**What to produce:**
Only the run of lines from the one containing "Transcribe this image's" through the last line should be returned, exactly as written.

#### Records provided

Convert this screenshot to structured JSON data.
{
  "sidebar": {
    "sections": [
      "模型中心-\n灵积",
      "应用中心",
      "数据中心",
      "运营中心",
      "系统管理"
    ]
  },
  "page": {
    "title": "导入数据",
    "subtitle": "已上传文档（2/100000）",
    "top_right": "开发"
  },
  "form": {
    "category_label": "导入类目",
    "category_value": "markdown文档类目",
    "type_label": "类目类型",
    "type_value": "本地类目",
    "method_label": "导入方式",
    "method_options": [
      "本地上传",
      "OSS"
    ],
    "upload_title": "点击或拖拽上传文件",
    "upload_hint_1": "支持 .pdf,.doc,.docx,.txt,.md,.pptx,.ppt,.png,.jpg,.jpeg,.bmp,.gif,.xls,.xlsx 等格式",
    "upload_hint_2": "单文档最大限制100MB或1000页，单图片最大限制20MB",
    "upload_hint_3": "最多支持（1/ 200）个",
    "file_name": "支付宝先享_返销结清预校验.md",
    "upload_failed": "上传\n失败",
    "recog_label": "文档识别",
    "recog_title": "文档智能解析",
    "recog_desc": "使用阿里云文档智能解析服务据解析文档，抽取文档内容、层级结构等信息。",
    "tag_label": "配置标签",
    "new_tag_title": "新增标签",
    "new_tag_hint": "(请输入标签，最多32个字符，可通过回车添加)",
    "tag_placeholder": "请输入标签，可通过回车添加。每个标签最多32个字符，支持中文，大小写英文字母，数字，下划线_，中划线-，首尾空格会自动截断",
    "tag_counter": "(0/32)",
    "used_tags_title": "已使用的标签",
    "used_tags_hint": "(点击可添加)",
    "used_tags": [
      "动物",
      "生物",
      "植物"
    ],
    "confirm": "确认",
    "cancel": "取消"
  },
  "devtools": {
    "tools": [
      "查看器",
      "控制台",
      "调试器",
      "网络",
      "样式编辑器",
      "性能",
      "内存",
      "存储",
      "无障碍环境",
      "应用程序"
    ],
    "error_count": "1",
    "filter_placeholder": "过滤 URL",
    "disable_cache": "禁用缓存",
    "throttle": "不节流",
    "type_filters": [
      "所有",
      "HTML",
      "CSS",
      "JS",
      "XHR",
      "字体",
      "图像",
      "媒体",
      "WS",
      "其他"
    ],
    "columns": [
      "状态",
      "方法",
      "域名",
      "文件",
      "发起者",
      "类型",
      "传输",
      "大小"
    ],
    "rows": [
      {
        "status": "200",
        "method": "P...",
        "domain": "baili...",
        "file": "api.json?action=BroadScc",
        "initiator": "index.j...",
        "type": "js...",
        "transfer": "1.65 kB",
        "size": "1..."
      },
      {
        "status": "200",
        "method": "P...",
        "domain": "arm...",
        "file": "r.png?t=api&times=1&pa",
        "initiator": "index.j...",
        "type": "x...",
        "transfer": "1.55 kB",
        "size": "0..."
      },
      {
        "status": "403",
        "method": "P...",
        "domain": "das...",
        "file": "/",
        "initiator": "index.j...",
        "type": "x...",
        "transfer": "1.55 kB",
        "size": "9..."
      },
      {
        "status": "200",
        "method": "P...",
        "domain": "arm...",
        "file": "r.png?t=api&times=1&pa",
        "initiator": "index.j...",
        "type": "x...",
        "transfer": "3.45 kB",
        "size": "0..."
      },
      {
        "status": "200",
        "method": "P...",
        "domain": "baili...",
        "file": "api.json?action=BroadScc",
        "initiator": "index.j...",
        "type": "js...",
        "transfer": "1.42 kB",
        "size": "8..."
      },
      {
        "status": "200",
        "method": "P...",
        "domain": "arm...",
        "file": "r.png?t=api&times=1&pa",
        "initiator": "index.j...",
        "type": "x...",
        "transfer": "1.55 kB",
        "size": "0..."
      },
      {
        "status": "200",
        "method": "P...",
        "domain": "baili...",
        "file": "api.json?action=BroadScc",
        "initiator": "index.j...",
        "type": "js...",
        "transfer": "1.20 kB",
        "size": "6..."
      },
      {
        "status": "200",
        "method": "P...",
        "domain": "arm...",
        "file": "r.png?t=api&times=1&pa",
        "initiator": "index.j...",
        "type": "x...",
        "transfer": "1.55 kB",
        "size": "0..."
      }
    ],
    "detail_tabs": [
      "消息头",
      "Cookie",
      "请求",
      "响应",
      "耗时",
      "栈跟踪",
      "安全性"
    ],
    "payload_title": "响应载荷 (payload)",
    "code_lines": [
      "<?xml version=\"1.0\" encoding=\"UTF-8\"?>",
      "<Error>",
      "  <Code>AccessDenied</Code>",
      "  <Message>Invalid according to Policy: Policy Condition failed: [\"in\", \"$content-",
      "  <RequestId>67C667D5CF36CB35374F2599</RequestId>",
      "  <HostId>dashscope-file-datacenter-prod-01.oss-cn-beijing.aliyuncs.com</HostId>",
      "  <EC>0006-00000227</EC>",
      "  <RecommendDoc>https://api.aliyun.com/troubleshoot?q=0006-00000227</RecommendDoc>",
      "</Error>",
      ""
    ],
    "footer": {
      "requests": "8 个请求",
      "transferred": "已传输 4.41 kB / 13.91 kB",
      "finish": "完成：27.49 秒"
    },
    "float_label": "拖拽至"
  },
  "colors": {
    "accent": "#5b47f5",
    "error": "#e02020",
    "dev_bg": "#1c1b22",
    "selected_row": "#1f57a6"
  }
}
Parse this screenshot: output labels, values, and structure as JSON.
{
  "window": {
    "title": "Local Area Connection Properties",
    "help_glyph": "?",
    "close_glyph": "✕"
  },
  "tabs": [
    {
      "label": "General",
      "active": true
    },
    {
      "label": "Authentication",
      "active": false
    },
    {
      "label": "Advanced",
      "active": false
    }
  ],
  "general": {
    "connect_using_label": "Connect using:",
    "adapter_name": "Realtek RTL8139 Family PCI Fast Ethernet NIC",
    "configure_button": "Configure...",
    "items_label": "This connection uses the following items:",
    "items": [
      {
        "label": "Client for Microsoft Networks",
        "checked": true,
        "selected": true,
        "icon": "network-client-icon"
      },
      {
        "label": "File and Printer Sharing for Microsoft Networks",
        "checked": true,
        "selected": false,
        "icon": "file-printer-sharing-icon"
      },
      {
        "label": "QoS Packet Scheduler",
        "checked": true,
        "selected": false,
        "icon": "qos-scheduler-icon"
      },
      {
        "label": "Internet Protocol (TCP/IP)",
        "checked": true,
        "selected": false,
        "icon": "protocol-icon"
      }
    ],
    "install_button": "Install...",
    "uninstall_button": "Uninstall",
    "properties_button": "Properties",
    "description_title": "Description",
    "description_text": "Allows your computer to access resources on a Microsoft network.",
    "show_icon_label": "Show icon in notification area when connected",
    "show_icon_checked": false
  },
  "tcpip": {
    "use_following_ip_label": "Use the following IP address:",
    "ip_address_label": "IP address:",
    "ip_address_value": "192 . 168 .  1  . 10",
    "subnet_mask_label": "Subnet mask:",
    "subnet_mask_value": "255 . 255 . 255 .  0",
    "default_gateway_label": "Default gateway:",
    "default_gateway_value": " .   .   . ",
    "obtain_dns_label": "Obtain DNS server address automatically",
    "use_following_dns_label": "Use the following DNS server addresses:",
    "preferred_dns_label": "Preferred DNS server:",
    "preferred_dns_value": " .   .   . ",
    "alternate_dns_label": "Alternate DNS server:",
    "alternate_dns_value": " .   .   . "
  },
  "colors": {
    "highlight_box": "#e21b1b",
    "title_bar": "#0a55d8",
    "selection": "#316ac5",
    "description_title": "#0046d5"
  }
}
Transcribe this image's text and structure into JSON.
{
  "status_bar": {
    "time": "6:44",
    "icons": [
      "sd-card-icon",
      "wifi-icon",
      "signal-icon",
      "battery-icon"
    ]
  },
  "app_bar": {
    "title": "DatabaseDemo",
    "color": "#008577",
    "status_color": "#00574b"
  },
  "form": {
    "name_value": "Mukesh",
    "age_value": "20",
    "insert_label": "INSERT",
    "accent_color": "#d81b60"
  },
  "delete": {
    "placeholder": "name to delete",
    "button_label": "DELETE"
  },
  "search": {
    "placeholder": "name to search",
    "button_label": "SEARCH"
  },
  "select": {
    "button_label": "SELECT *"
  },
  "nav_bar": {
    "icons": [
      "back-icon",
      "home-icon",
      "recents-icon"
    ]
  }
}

########

**Solution for this task:**
Transcribe this image's text and structure into JSON.
{
  "status_bar": {
    "time": "6:44",
    "icons": [
      "sd-card-icon",
      "wifi-icon",
      "signal-icon",
      "battery-icon"
    ]
  },
  "app_bar": {
    "title": "DatabaseDemo",
    "color": "#008577",
    "status_color": "#00574b"
  },
  "form": {
    "name_value": "Mukesh",
    "age_value": "20",
    "insert_label": "INSERT",
    "accent_color": "#d81b60"
  },
  "delete": {
    "placeholder": "name to delete",
    "button_label": "DELETE"
  },
  "search": {
    "placeholder": "name to search",
    "button_label": "SEARCH"
  },
  "select": {
    "button_label": "SELECT *"
  },
  "nav_bar": {
    "icons": [
      "back-icon",
      "home-icon",
      "recents-icon"
    ]
  }
}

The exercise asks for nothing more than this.